## [LISTED RECORDS]
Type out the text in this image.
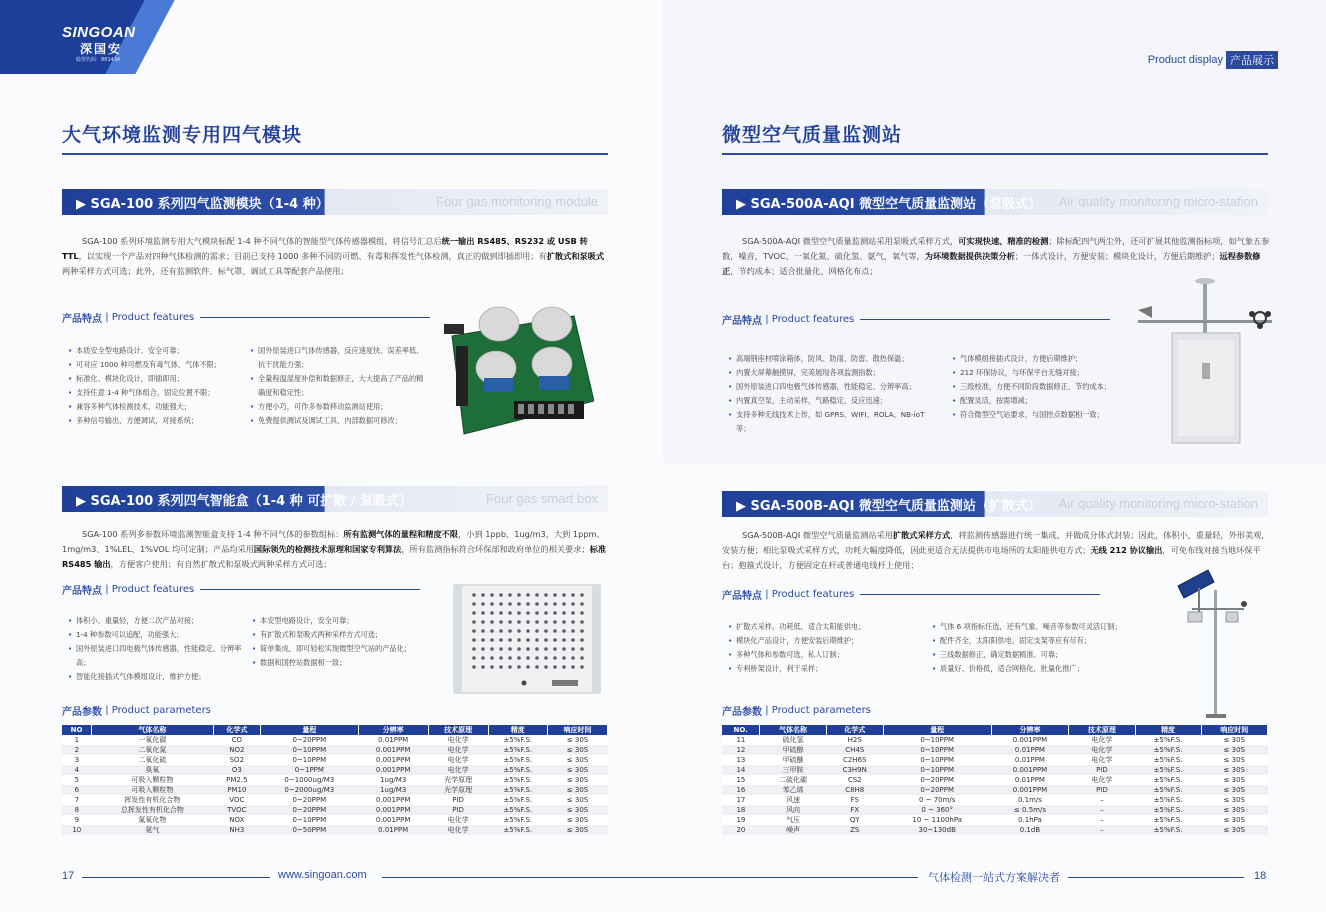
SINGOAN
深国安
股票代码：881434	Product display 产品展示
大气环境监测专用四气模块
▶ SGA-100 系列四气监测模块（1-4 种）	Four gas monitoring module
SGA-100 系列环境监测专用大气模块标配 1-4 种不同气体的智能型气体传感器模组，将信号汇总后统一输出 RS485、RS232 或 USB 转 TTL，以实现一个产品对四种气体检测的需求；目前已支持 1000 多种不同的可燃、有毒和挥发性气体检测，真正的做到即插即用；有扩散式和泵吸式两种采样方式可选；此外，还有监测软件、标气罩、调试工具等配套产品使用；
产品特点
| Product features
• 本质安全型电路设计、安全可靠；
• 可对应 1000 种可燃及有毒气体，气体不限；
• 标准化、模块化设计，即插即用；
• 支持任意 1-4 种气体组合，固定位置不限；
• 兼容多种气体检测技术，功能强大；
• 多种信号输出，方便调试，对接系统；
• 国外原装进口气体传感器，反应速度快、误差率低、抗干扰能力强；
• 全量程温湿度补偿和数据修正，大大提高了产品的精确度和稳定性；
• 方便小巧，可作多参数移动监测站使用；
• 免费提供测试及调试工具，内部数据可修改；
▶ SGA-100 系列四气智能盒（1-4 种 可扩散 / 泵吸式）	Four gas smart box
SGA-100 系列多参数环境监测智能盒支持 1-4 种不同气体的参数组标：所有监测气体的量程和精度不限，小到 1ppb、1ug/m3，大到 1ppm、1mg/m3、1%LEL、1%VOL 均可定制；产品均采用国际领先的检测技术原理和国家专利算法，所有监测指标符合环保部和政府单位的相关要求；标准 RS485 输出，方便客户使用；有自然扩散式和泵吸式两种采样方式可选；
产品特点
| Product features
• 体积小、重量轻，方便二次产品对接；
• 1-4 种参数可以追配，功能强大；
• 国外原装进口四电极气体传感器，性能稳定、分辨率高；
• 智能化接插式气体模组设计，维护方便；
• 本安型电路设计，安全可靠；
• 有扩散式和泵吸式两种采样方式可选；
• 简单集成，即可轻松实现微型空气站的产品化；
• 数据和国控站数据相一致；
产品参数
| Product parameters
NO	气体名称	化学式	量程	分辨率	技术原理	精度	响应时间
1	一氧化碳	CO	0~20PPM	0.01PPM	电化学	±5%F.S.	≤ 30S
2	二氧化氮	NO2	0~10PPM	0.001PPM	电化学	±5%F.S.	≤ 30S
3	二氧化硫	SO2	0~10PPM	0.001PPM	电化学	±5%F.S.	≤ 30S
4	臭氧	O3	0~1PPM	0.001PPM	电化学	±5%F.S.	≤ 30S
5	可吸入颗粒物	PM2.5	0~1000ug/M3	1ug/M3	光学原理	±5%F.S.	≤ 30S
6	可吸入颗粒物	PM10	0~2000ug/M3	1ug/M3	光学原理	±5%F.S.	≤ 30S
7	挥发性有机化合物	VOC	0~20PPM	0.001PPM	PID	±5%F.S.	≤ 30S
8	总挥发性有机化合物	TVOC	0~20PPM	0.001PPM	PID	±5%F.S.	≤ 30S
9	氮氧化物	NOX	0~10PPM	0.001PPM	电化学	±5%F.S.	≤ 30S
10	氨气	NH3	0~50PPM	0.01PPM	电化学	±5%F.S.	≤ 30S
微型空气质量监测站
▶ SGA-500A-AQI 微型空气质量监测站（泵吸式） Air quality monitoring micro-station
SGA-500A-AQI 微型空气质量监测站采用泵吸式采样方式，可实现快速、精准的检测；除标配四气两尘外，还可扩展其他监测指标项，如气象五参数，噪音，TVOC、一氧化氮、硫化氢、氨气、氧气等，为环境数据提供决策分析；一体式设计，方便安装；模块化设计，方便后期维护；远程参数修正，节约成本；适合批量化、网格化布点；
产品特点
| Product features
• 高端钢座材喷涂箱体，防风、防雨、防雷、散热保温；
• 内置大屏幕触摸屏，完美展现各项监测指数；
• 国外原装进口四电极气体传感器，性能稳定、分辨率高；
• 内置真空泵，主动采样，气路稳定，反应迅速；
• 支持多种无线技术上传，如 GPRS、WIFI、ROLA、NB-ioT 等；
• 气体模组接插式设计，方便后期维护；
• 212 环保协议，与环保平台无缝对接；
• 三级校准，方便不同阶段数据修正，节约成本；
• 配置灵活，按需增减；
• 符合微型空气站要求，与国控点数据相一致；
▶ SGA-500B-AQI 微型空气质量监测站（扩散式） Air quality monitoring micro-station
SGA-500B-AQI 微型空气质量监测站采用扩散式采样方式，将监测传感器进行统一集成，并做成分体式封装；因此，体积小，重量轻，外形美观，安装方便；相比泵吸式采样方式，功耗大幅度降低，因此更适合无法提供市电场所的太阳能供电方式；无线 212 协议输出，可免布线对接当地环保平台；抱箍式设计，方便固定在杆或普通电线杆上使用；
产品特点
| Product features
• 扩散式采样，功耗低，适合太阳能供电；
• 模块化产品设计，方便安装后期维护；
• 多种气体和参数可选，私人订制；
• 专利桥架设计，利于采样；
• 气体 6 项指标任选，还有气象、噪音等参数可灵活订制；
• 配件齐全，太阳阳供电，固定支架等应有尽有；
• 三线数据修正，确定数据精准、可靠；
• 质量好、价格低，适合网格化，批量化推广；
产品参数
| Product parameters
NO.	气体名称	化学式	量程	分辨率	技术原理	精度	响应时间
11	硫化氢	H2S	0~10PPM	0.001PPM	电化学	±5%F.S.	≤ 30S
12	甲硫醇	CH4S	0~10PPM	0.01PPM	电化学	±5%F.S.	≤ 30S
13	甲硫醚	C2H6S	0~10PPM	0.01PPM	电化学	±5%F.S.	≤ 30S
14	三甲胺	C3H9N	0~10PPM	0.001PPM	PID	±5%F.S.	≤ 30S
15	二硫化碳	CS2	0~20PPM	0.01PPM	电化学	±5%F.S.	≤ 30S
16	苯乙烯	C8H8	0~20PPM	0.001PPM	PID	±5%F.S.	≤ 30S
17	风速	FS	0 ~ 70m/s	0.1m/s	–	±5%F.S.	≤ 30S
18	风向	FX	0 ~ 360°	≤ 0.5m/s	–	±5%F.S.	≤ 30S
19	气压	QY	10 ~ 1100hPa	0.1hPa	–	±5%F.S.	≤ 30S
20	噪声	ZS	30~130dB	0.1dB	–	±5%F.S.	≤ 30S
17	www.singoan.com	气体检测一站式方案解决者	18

## [GIVEN REQUEST]
Retype each entry precisely. Skip images entirely.

## [COMPLETE OUTPUT]
Type out the text in this image.
SINGOAN
深国安
股票代码：881434	Product display 产品展示
大气环境监测专用四气模块
▶ SGA-100 系列四气监测模块（1-4 种）	Four gas monitoring module
SGA-100 系列环境监测专用大气模块标配 1-4 种不同气体的智能型气体传感器模组，将信号汇总后统一输出 RS485、RS232 或 USB 转 TTL，以实现一个产品对四种气体检测的需求；目前已支持 1000 多种不同的可燃、有毒和挥发性气体检测，真正的做到即插即用；有扩散式和泵吸式两种采样方式可选；此外，还有监测软件、标气罩、调试工具等配套产品使用；
产品特点
| Product features
• 本质安全型电路设计、安全可靠；
• 可对应 1000 种可燃及有毒气体，气体不限；
• 标准化、模块化设计，即插即用；
• 支持任意 1-4 种气体组合，固定位置不限；
• 兼容多种气体检测技术，功能强大；
• 多种信号输出，方便调试，对接系统；
• 国外原装进口气体传感器，反应速度快、误差率低、抗干扰能力强；
• 全量程温湿度补偿和数据修正，大大提高了产品的精确度和稳定性；
• 方便小巧，可作多参数移动监测站使用；
• 免费提供测试及调试工具，内部数据可修改；
▶ SGA-100 系列四气智能盒（1-4 种 可扩散 / 泵吸式）	Four gas smart box
SGA-100 系列多参数环境监测智能盒支持 1-4 种不同气体的参数组标：所有监测气体的量程和精度不限，小到 1ppb、1ug/m3，大到 1ppm、1mg/m3、1%LEL、1%VOL 均可定制；产品均采用国际领先的检测技术原理和国家专利算法，所有监测指标符合环保部和政府单位的相关要求；标准 RS485 输出，方便客户使用；有自然扩散式和泵吸式两种采样方式可选；
产品特点
| Product features
• 体积小、重量轻，方便二次产品对接；
• 1-4 种参数可以追配，功能强大；
• 国外原装进口四电极气体传感器，性能稳定、分辨率高；
• 智能化接插式气体模组设计，维护方便；
• 本安型电路设计，安全可靠；
• 有扩散式和泵吸式两种采样方式可选；
• 简单集成，即可轻松实现微型空气站的产品化；
• 数据和国控站数据相一致；
产品参数
| Product parameters
NO	气体名称	化学式	量程	分辨率	技术原理	精度	响应时间
1	一氧化碳	CO	0~20PPM	0.01PPM	电化学	±5%F.S.	≤ 30S
2	二氧化氮	NO2	0~10PPM	0.001PPM	电化学	±5%F.S.	≤ 30S
3	二氧化硫	SO2	0~10PPM	0.001PPM	电化学	±5%F.S.	≤ 30S
4	臭氧	O3	0~1PPM	0.001PPM	电化学	±5%F.S.	≤ 30S
5	可吸入颗粒物	PM2.5	0~1000ug/M3	1ug/M3	光学原理	±5%F.S.	≤ 30S
6	可吸入颗粒物	PM10	0~2000ug/M3	1ug/M3	光学原理	±5%F.S.	≤ 30S
7	挥发性有机化合物	VOC	0~20PPM	0.001PPM	PID	±5%F.S.	≤ 30S
8	总挥发性有机化合物	TVOC	0~20PPM	0.001PPM	PID	±5%F.S.	≤ 30S
9	氮氧化物	NOX	0~10PPM	0.001PPM	电化学	±5%F.S.	≤ 30S
10	氨气	NH3	0~50PPM	0.01PPM	电化学	±5%F.S.	≤ 30S
微型空气质量监测站
▶ SGA-500A-AQI 微型空气质量监测站（泵吸式） Air quality monitoring micro-station
SGA-500A-AQI 微型空气质量监测站采用泵吸式采样方式，可实现快速、精准的检测；除标配四气两尘外，还可扩展其他监测指标项，如气象五参数，噪音，TVOC、一氧化氮、硫化氢、氨气、氧气等，为环境数据提供决策分析；一体式设计，方便安装；模块化设计，方便后期维护；远程参数修正，节约成本；适合批量化、网格化布点；
产品特点
| Product features
• 高端钢座材喷涂箱体，防风、防雨、防雷、散热保温；
• 内置大屏幕触摸屏，完美展现各项监测指数；
• 国外原装进口四电极气体传感器，性能稳定、分辨率高；
• 内置真空泵，主动采样，气路稳定，反应迅速；
• 支持多种无线技术上传，如 GPRS、WIFI、ROLA、NB-ioT 等；
• 气体模组接插式设计，方便后期维护；
• 212 环保协议，与环保平台无缝对接；
• 三级校准，方便不同阶段数据修正，节约成本；
• 配置灵活，按需增减；
• 符合微型空气站要求，与国控点数据相一致；
▶ SGA-500B-AQI 微型空气质量监测站（扩散式） Air quality monitoring micro-station
SGA-500B-AQI 微型空气质量监测站采用扩散式采样方式，将监测传感器进行统一集成，并做成分体式封装；因此，体积小，重量轻，外形美观，安装方便；相比泵吸式采样方式，功耗大幅度降低，因此更适合无法提供市电场所的太阳能供电方式；无线 212 协议输出，可免布线对接当地环保平台；抱箍式设计，方便固定在杆或普通电线杆上使用；
产品特点
| Product features
• 扩散式采样，功耗低，适合太阳能供电；
• 模块化产品设计，方便安装后期维护；
• 多种气体和参数可选，私人订制；
• 专利桥架设计，利于采样；
• 气体 6 项指标任选，还有气象、噪音等参数可灵活订制；
• 配件齐全，太阳阳供电，固定支架等应有尽有；
• 三线数据修正，确定数据精准、可靠；
• 质量好、价格低，适合网格化，批量化推广；
产品参数
| Product parameters
NO.	气体名称	化学式	量程	分辨率	技术原理	精度	响应时间
11	硫化氢	H2S	0~10PPM	0.001PPM	电化学	±5%F.S.	≤ 30S
12	甲硫醇	CH4S	0~10PPM	0.01PPM	电化学	±5%F.S.	≤ 30S
13	甲硫醚	C2H6S	0~10PPM	0.01PPM	电化学	±5%F.S.	≤ 30S
14	三甲胺	C3H9N	0~10PPM	0.001PPM	PID	±5%F.S.	≤ 30S
15	二硫化碳	CS2	0~20PPM	0.01PPM	电化学	±5%F.S.	≤ 30S
16	苯乙烯	C8H8	0~20PPM	0.001PPM	PID	±5%F.S.	≤ 30S
17	风速	FS	0 ~ 70m/s	0.1m/s	–	±5%F.S.	≤ 30S
18	风向	FX	0 ~ 360°	≤ 0.5m/s	–	±5%F.S.	≤ 30S
19	气压	QY	10 ~ 1100hPa	0.1hPa	–	±5%F.S.	≤ 30S
20	噪声	ZS	30~130dB	0.1dB	–	±5%F.S.	≤ 30S
17	www.singoan.com	气体检测一站式方案解决者	18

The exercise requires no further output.